■ **Task objective**
Begin with the line holding "Type out the text in this image." and write out each following line to the end of the data, exactly. Pictures are left out.

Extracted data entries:
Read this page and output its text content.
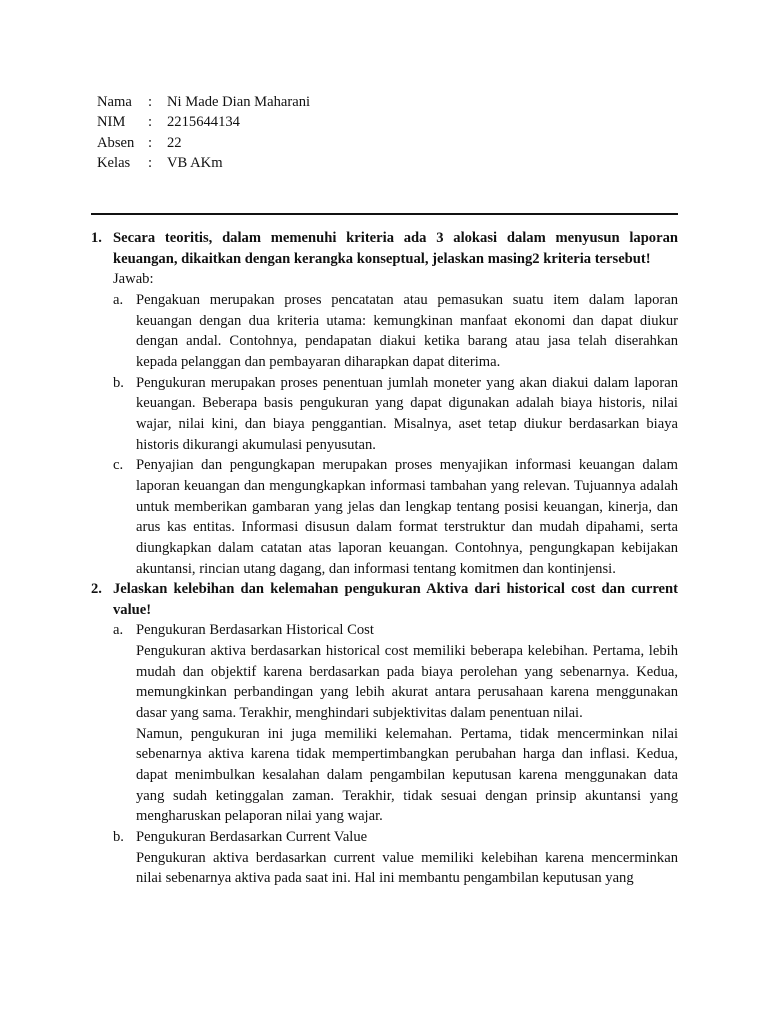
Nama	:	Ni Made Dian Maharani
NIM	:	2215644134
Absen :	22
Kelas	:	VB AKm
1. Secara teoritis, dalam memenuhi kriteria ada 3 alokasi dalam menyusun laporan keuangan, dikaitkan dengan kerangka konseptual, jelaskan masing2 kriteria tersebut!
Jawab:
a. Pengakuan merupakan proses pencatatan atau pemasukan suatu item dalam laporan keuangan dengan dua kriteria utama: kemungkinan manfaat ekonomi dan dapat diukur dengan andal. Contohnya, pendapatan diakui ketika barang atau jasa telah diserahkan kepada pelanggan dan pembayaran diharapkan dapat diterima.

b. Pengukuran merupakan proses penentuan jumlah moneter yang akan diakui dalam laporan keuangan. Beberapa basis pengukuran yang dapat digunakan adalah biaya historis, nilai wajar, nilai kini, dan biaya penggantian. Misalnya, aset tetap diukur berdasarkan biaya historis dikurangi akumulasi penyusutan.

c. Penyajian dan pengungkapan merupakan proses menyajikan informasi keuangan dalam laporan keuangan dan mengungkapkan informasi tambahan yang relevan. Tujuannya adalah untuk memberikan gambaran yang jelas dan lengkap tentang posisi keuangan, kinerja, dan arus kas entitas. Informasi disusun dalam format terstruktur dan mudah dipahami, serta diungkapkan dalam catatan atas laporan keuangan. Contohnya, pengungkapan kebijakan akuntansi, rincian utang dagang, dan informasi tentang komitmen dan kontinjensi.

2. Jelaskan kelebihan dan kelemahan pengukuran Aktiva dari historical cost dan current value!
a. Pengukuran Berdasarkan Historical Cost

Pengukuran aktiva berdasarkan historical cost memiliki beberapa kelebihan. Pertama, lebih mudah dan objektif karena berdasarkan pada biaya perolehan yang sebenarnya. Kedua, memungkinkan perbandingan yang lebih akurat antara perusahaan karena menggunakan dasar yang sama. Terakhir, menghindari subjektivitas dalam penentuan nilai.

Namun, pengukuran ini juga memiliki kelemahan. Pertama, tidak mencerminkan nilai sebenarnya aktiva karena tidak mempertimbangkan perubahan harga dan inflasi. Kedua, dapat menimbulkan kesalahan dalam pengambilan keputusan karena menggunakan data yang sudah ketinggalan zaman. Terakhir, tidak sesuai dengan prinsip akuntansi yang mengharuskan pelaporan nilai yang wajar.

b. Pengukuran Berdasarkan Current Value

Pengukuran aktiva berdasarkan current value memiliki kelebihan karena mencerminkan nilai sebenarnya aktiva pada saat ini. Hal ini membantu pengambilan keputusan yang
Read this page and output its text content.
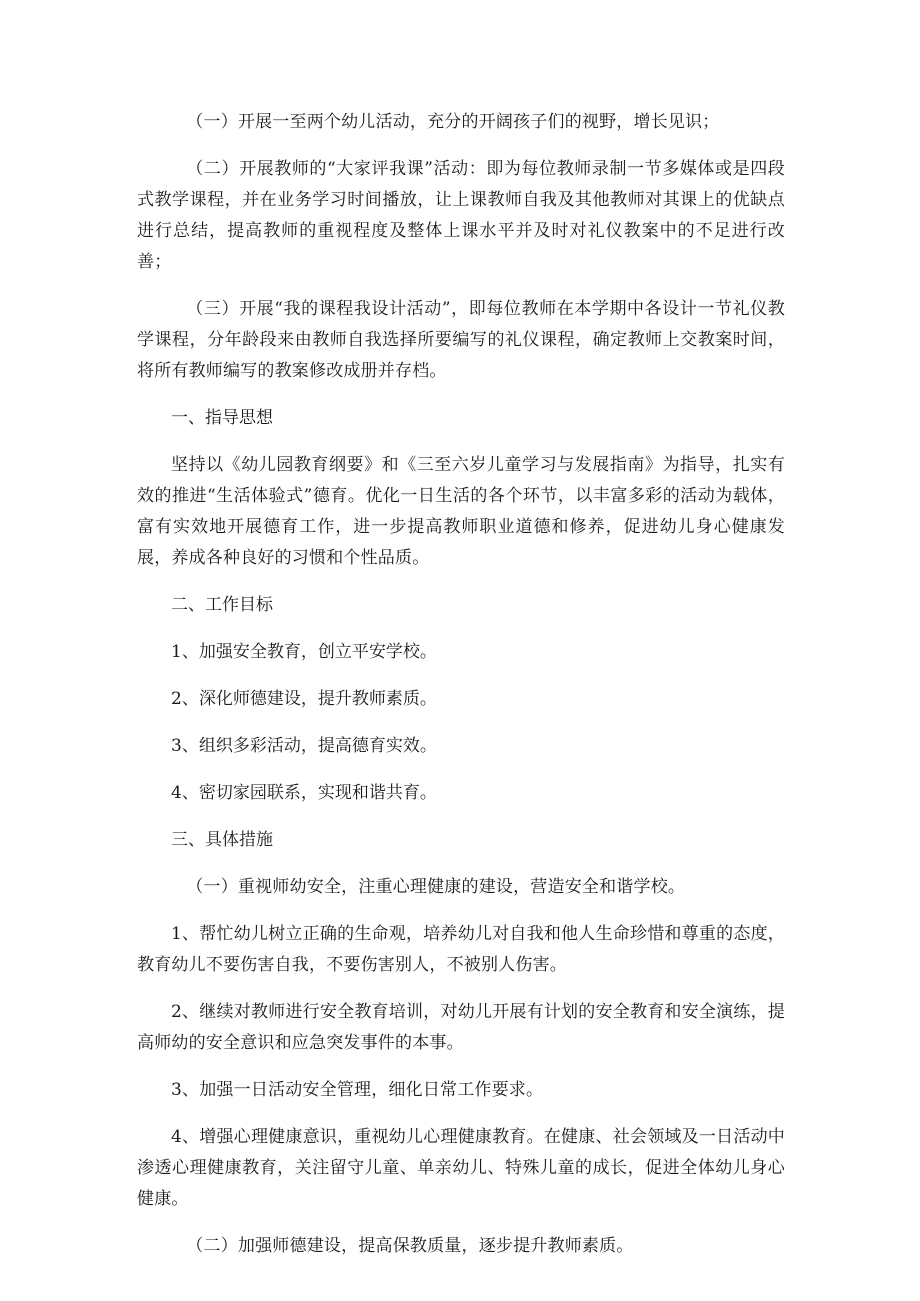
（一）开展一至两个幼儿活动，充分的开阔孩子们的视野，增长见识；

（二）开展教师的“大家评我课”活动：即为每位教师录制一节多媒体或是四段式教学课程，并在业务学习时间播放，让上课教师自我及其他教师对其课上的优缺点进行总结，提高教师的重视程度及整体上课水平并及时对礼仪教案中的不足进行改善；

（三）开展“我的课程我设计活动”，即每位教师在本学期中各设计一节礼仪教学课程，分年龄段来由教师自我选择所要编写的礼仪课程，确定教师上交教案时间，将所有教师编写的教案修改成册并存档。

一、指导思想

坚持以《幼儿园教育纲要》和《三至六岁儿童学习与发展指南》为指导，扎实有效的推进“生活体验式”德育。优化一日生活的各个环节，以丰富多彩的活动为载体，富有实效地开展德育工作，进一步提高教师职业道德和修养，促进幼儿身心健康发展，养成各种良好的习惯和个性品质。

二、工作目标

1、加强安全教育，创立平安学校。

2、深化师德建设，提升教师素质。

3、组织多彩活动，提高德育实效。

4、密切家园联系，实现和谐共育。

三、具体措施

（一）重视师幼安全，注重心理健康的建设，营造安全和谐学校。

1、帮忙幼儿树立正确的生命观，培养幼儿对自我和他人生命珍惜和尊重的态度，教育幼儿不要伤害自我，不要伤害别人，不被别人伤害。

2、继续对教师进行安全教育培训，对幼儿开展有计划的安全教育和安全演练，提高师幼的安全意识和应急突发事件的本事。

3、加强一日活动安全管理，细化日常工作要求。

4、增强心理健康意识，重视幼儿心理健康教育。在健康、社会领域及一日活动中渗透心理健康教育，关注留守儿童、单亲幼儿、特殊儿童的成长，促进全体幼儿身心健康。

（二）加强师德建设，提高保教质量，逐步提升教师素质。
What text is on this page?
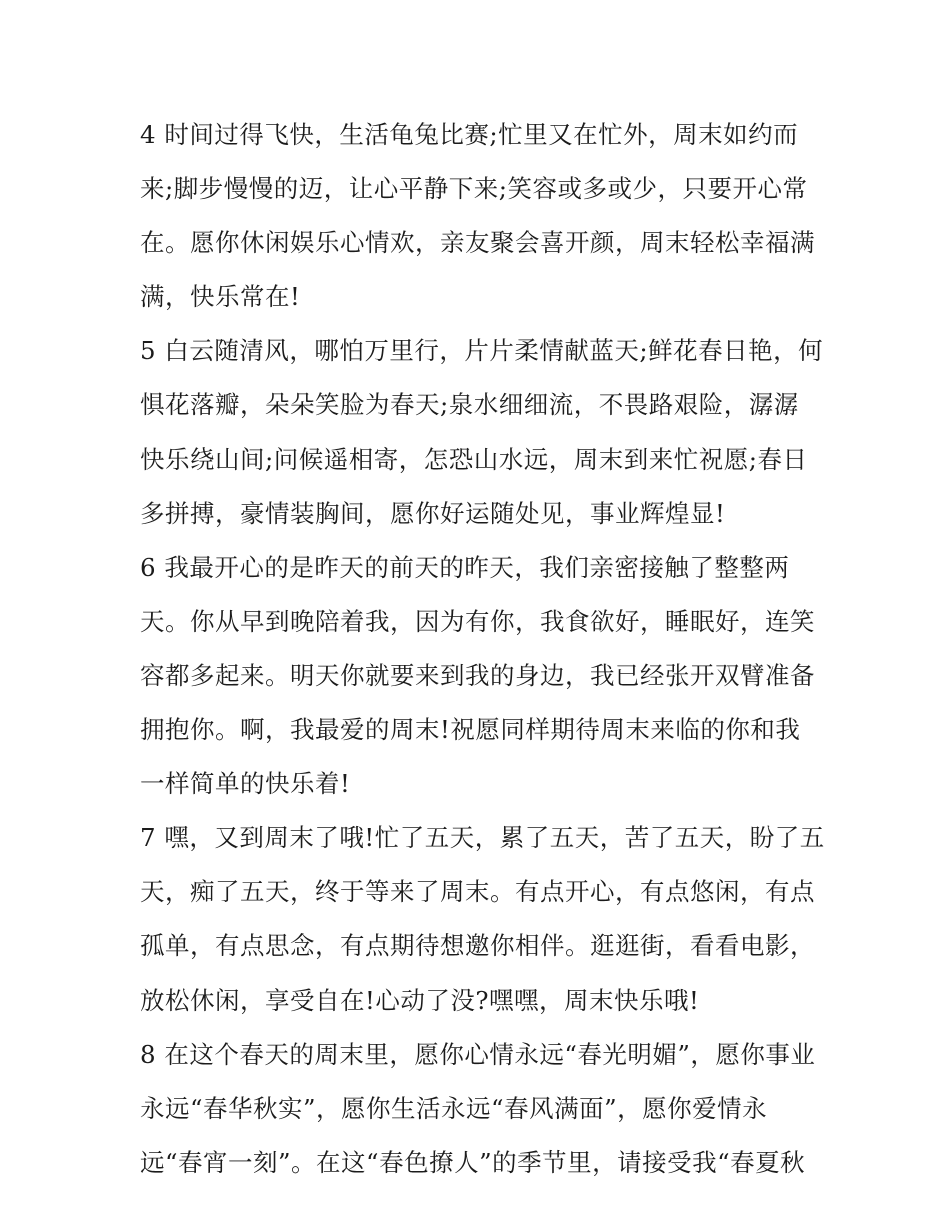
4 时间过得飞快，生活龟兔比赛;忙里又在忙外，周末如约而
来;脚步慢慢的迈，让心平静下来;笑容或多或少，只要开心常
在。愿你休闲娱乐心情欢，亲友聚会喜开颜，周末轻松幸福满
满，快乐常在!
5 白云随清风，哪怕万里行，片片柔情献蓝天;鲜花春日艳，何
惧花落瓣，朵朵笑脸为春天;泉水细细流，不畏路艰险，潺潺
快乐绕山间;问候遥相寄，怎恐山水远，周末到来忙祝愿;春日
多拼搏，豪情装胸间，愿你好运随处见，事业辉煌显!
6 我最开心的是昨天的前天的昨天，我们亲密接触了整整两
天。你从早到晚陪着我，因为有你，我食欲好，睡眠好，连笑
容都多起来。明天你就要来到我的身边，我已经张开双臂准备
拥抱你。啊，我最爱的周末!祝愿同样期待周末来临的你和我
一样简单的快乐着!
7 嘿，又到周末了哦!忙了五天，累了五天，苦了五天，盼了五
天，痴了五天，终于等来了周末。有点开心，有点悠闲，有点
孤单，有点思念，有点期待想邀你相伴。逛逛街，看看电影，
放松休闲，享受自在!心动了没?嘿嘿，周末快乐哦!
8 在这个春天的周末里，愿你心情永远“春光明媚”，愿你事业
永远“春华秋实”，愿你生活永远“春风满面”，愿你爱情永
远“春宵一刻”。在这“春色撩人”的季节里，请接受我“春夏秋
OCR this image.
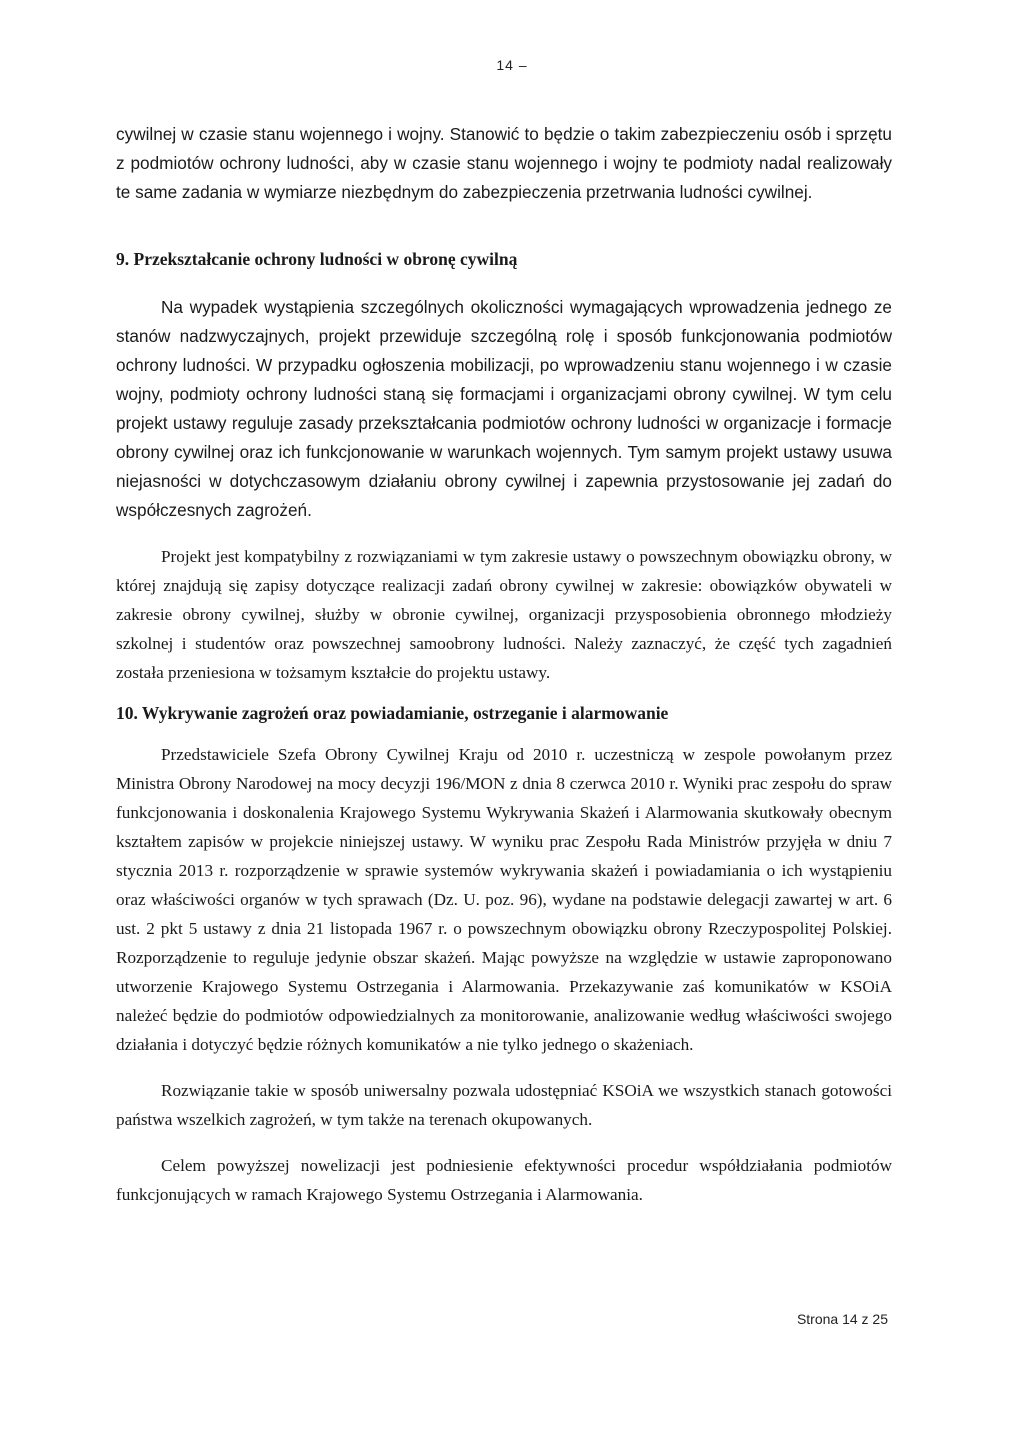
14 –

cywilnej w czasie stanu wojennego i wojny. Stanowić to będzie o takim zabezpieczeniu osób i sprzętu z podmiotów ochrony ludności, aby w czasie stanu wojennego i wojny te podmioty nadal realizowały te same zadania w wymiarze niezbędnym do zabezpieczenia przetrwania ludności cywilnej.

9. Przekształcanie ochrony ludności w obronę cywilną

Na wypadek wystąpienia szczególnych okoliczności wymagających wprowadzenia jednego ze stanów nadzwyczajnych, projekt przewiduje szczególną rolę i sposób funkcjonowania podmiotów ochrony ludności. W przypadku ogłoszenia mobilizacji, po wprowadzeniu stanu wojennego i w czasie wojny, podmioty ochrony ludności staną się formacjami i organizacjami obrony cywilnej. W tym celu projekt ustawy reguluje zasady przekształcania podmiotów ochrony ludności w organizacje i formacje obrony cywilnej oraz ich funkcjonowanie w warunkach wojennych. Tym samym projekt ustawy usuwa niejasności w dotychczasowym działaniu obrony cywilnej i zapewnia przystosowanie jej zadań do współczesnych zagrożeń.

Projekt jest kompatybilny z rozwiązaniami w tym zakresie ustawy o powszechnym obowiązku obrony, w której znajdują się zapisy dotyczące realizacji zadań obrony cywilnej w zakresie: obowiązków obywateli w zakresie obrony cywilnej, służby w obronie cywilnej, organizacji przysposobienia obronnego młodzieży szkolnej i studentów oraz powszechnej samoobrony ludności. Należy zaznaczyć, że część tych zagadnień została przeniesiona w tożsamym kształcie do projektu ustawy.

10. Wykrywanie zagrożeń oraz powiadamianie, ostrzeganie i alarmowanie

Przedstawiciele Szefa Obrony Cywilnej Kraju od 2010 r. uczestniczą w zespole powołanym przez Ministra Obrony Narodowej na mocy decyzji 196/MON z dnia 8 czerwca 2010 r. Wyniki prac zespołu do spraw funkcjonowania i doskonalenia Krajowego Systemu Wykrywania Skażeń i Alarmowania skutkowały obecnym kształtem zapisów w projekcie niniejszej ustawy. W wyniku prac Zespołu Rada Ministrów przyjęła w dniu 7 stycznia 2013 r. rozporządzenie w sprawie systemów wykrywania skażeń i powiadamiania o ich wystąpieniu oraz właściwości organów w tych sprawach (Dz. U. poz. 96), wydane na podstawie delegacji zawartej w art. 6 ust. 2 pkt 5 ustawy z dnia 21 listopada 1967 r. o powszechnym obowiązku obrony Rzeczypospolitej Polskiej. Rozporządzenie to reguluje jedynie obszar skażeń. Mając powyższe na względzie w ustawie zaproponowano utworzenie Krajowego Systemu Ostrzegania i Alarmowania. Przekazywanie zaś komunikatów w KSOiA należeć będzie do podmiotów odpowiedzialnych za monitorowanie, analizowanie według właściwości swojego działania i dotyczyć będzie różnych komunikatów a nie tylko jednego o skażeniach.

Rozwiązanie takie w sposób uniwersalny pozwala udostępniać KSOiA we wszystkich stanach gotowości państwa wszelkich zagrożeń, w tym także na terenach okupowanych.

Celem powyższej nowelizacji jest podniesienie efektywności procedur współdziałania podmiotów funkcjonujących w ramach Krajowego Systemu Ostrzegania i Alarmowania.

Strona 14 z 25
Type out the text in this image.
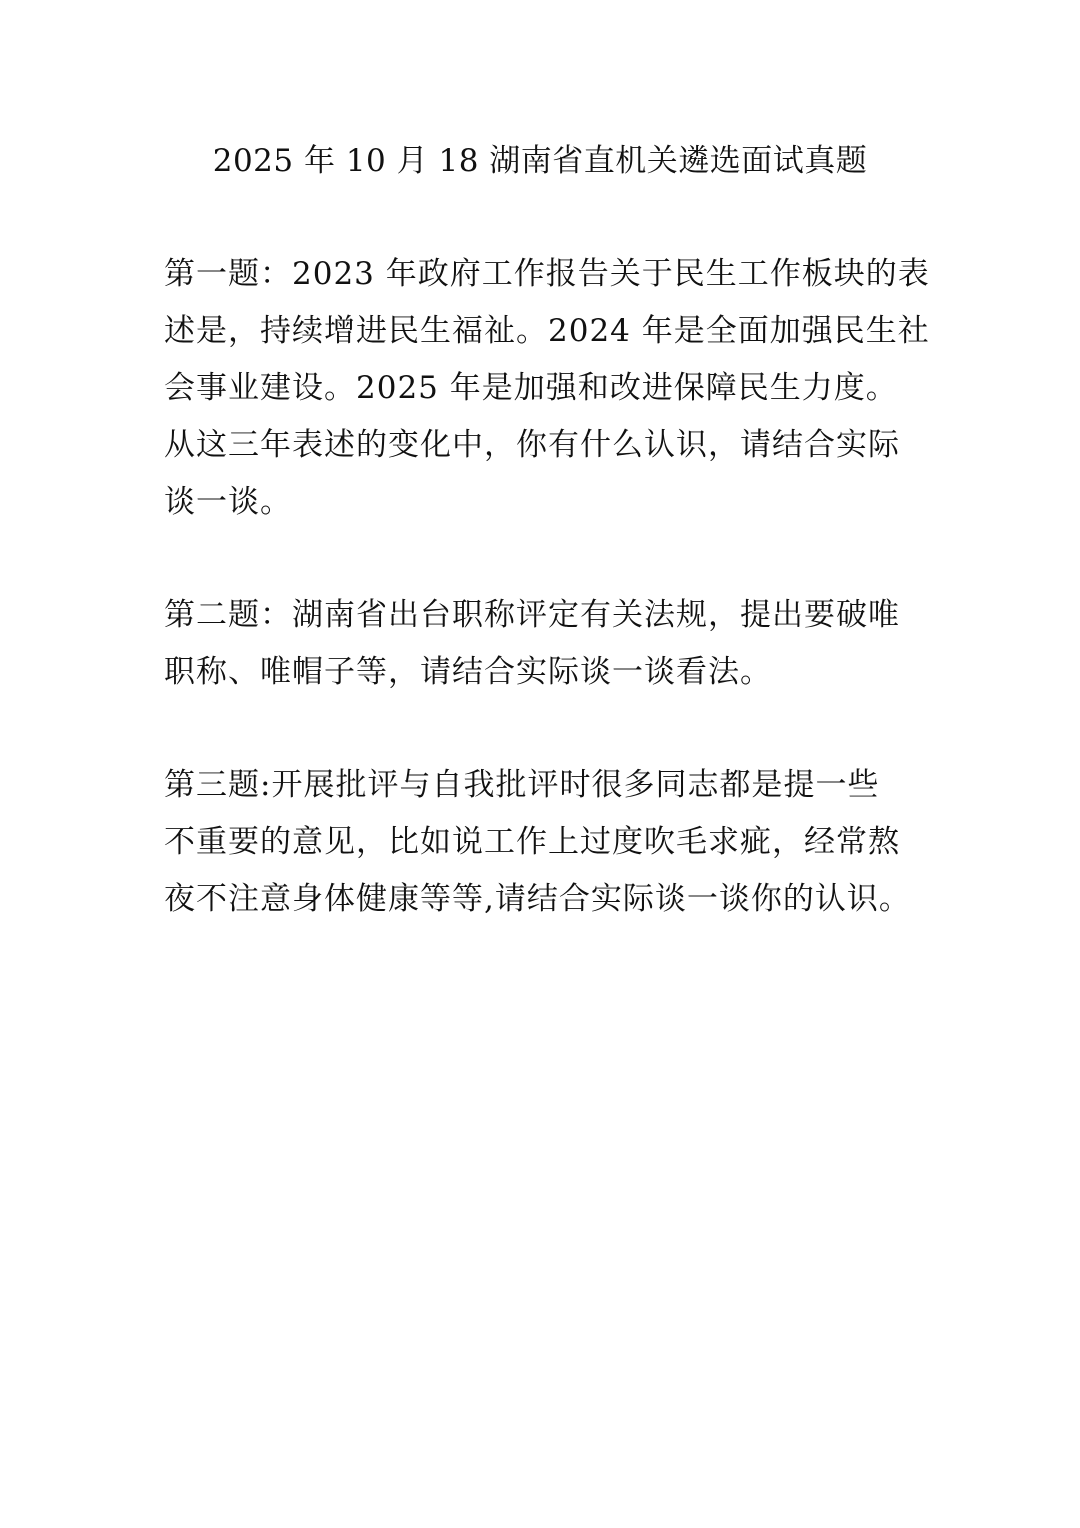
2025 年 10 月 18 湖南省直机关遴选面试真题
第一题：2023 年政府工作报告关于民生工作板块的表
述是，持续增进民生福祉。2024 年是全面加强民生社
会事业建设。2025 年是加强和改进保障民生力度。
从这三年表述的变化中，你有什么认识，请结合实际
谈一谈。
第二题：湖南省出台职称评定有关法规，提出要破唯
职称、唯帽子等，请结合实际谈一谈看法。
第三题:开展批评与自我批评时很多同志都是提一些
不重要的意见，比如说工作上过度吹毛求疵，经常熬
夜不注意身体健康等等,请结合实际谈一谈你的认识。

■ **Reply to the task**
Type out the text in this image.
2025 年 10 月 18 湖南省直机关遴选面试真题
第一题：2023 年政府工作报告关于民生工作板块的表
述是，持续增进民生福祉。2024 年是全面加强民生社
会事业建设。2025 年是加强和改进保障民生力度。
从这三年表述的变化中，你有什么认识，请结合实际
谈一谈。
第二题：湖南省出台职称评定有关法规，提出要破唯
职称、唯帽子等，请结合实际谈一谈看法。
第三题:开展批评与自我批评时很多同志都是提一些
不重要的意见，比如说工作上过度吹毛求疵，经常熬
夜不注意身体健康等等,请结合实际谈一谈你的认识。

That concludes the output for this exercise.